> **Work item**: State how many lines in the records below include the word "JSON". Give nothing but that number.

[Excerpts from a figure dataset]
————————
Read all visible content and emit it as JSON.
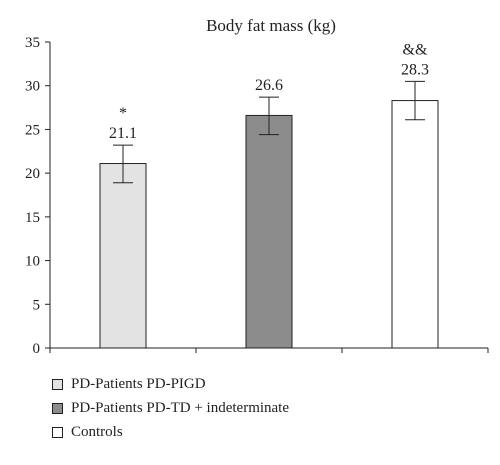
{
  "chart_data": {
    "type": "bar",
    "title": "Body fat mass (kg)",
    "categories": [
      "PD-Patients PD-PIGD",
      "PD-Patients PD-TD + indeterminate",
      "Controls"
    ],
    "values": [
      21.1,
      26.6,
      28.3
    ],
    "error_low": [
      18.9,
      24.4,
      26.1
    ],
    "error_high": [
      23.2,
      28.7,
      30.5
    ],
    "value_labels": [
      "21.1",
      "26.6",
      "28.3"
    ],
    "significance_marks": [
      "*",
      "",
      "&&"
    ],
    "colors": [
      "#e3e3e3",
      "#8c8c8c",
      "#ffffff"
    ],
    "ylim": [
      0,
      35
    ],
    "yticks": [
      "0",
      "5",
      "10",
      "15",
      "20",
      "25",
      "30",
      "35"
    ],
    "legend_position": "bottom-left",
    "grid": false
  }
}
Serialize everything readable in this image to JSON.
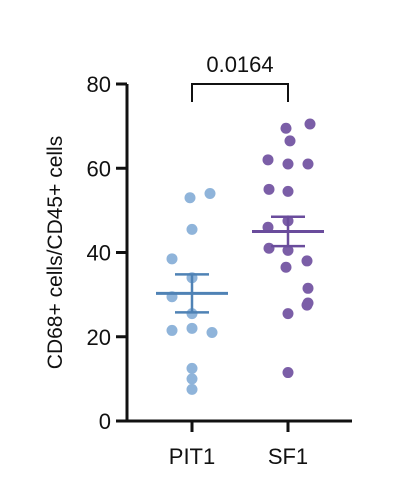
{
  "chart_data": {
    "type": "scatter",
    "ylabel": "CD68+ cells/CD45+ cells",
    "xlabel": "",
    "title": "",
    "categories": [
      "PIT1",
      "SF1"
    ],
    "ylim": [
      0,
      80
    ],
    "yticks": [
      0,
      20,
      40,
      60,
      80
    ],
    "grid": false,
    "legend": "none",
    "series": [
      {
        "category": "PIT1",
        "color": "#8FB4DA",
        "summary_color": "#4F82B5",
        "values": [
          54,
          53,
          45.5,
          38.5,
          34,
          29.5,
          25.5,
          21.5,
          22,
          21,
          12.5,
          10,
          7.5
        ],
        "mean": 30.3,
        "error_low": 25.8,
        "error_high": 34.8
      },
      {
        "category": "SF1",
        "color": "#7B5EA7",
        "summary_color": "#6A4C9C",
        "values": [
          70.5,
          69.5,
          66.5,
          62,
          61,
          61,
          55,
          54.5,
          47.5,
          46,
          41,
          40.5,
          38,
          36.5,
          31.5,
          28,
          27.5,
          25.5,
          11.5
        ],
        "mean": 45,
        "error_low": 41.5,
        "error_high": 48.5
      }
    ],
    "annotations": [
      {
        "type": "significance-bracket",
        "from": "PIT1",
        "to": "SF1",
        "label": "0.0164"
      }
    ]
  }
}
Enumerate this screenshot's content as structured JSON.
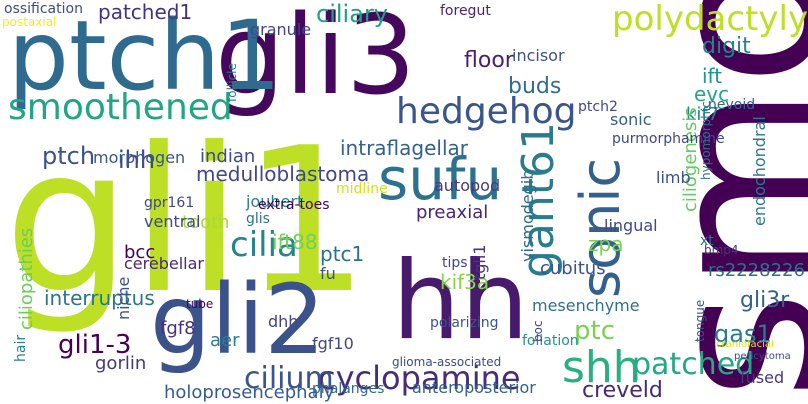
{
  "word_cloud": {
    "background": "#ffffff",
    "words": [
      {
        "text": "smo",
        "color": "#440154"
      },
      {
        "text": "gli1",
        "color": "#bddf26"
      },
      {
        "text": "gli3",
        "color": "#46085c"
      },
      {
        "text": "ptch1",
        "color": "#2e6b8e"
      },
      {
        "text": "gli2",
        "color": "#3b528b"
      },
      {
        "text": "hh",
        "color": "#481a6c"
      },
      {
        "text": "smoothened",
        "color": "#21a685"
      },
      {
        "text": "sufu",
        "color": "#2c728e"
      },
      {
        "text": "gant61",
        "color": "#297b8e"
      },
      {
        "text": "sonic",
        "color": "#34608d"
      },
      {
        "text": "shh",
        "color": "#2ab07f"
      },
      {
        "text": "cilia",
        "color": "#25858e"
      },
      {
        "text": "hedgehog",
        "color": "#39558c"
      },
      {
        "text": "cyclopamine",
        "color": "#472c7a"
      },
      {
        "text": "polydactyly",
        "color": "#bddf26"
      },
      {
        "text": "patched",
        "color": "#23a983"
      },
      {
        "text": "ciliary",
        "color": "#1fa188"
      },
      {
        "text": "cilium",
        "color": "#39558c"
      },
      {
        "text": "patched1",
        "color": "#46337f"
      },
      {
        "text": "ptch",
        "color": "#3b528b"
      },
      {
        "text": "ihh",
        "color": "#3e4989"
      },
      {
        "text": "morphogen",
        "color": "#39568c"
      },
      {
        "text": "medulloblastoma",
        "color": "#3f4889"
      },
      {
        "text": "intraflagellar",
        "color": "#34618d"
      },
      {
        "text": "floor",
        "color": "#481f70"
      },
      {
        "text": "buds",
        "color": "#2f6c8e"
      },
      {
        "text": "digit",
        "color": "#26818e"
      },
      {
        "text": "ift",
        "color": "#1f958b"
      },
      {
        "text": "evc",
        "color": "#22a785"
      },
      {
        "text": "kif7",
        "color": "#24868e"
      },
      {
        "text": "gli1-3",
        "color": "#440154"
      },
      {
        "text": "gorlin",
        "color": "#453781"
      },
      {
        "text": "interruptus",
        "color": "#2b748e"
      },
      {
        "text": "ciliopathies",
        "color": "#6ccd5a"
      },
      {
        "text": "ift88",
        "color": "#73d056"
      },
      {
        "text": "indian",
        "color": "#3e4989"
      },
      {
        "text": "gas1",
        "color": "#287c8e"
      },
      {
        "text": "gli3r",
        "color": "#34618d"
      },
      {
        "text": "creveld",
        "color": "#482878"
      },
      {
        "text": "ptc",
        "color": "#7ad151"
      },
      {
        "text": "ptc1",
        "color": "#2c728e"
      },
      {
        "text": "zpa",
        "color": "#7ad151"
      },
      {
        "text": "preaxial",
        "color": "#482576"
      },
      {
        "text": "autopod",
        "color": "#453882"
      },
      {
        "text": "kif3a",
        "color": "#86d549"
      },
      {
        "text": "vismodegib",
        "color": "#2e6d8e"
      },
      {
        "text": "ciliogenesis",
        "color": "#65cb5e"
      },
      {
        "text": "cubitus",
        "color": "#3b528b"
      },
      {
        "text": "fgf8",
        "color": "#46327e"
      },
      {
        "text": "aer",
        "color": "#287d8e"
      },
      {
        "text": "dhh",
        "color": "#414487"
      },
      {
        "text": "fgf10",
        "color": "#3f4788"
      },
      {
        "text": "bcc",
        "color": "#440154"
      },
      {
        "text": "tooth",
        "color": "#a8db34"
      },
      {
        "text": "holoprosencephaly",
        "color": "#365c8d"
      },
      {
        "text": "phalanges",
        "color": "#31688e"
      },
      {
        "text": "anteroposterior",
        "color": "#33638d"
      },
      {
        "text": "mesenchyme",
        "color": "#2d708e"
      },
      {
        "text": "foliation",
        "color": "#1f958b"
      },
      {
        "text": "tips",
        "color": "#404688"
      },
      {
        "text": "fu",
        "color": "#3a538b"
      },
      {
        "text": "niche",
        "color": "#3c508b"
      },
      {
        "text": "fused",
        "color": "#453882"
      },
      {
        "text": "sonic",
        "color": "#34608d"
      },
      {
        "text": "purmorphamine",
        "color": "#3f4788"
      },
      {
        "text": "limb",
        "color": "#3b518b"
      },
      {
        "text": "lingual",
        "color": "#3e4a89"
      },
      {
        "text": "rs2228226",
        "color": "#2d708e"
      },
      {
        "text": "endochondral",
        "color": "#2a768e"
      },
      {
        "text": "nevoid",
        "color": "#32658e"
      },
      {
        "text": "ptch2",
        "color": "#3e4989"
      },
      {
        "text": "joubert",
        "color": "#287d8e"
      },
      {
        "text": "glis",
        "color": "#2d708e"
      },
      {
        "text": "extra-toes",
        "color": "#440154"
      },
      {
        "text": "ventral",
        "color": "#3f4889"
      },
      {
        "text": "cerebellar",
        "color": "#482979"
      },
      {
        "text": "gpr161",
        "color": "#3e4989"
      },
      {
        "text": "granule",
        "color": "#404588"
      },
      {
        "text": "incisor",
        "color": "#3b528b"
      },
      {
        "text": "foregut",
        "color": "#482475"
      },
      {
        "text": "follicle",
        "color": "#2a788e"
      },
      {
        "text": "ossification",
        "color": "#3e4a89"
      },
      {
        "text": "postaxial",
        "color": "#fde725"
      },
      {
        "text": "hair",
        "color": "#26828e"
      },
      {
        "text": "midline",
        "color": "#d2e21b"
      },
      {
        "text": "tube",
        "color": "#440154"
      },
      {
        "text": "polarizing",
        "color": "#3a548c"
      },
      {
        "text": "tgli1",
        "color": "#46327e"
      },
      {
        "text": "glioma-associated",
        "color": "#3e4a89"
      },
      {
        "text": "boc",
        "color": "#414487"
      },
      {
        "text": "xt",
        "color": "#2a788e"
      },
      {
        "text": "bmp4",
        "color": "#453781"
      },
      {
        "text": "tongue",
        "color": "#3b528b"
      },
      {
        "text": "hypomorphic",
        "color": "#2d708e"
      },
      {
        "text": "craniofacial",
        "color": "#d8e219"
      },
      {
        "text": "pericytoma",
        "color": "#3e4a89"
      }
    ]
  }
}
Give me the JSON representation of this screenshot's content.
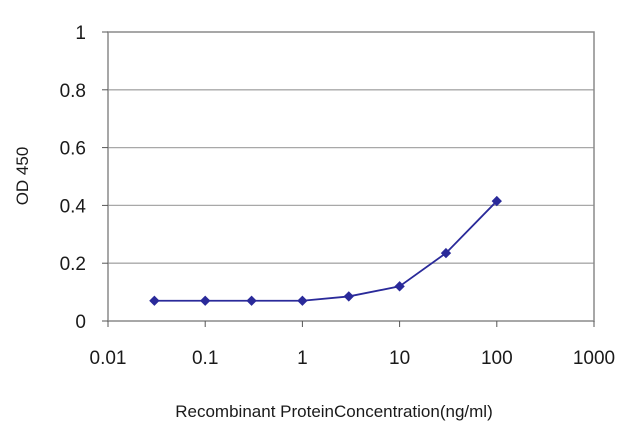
————————
> **Answer to this problem**: 4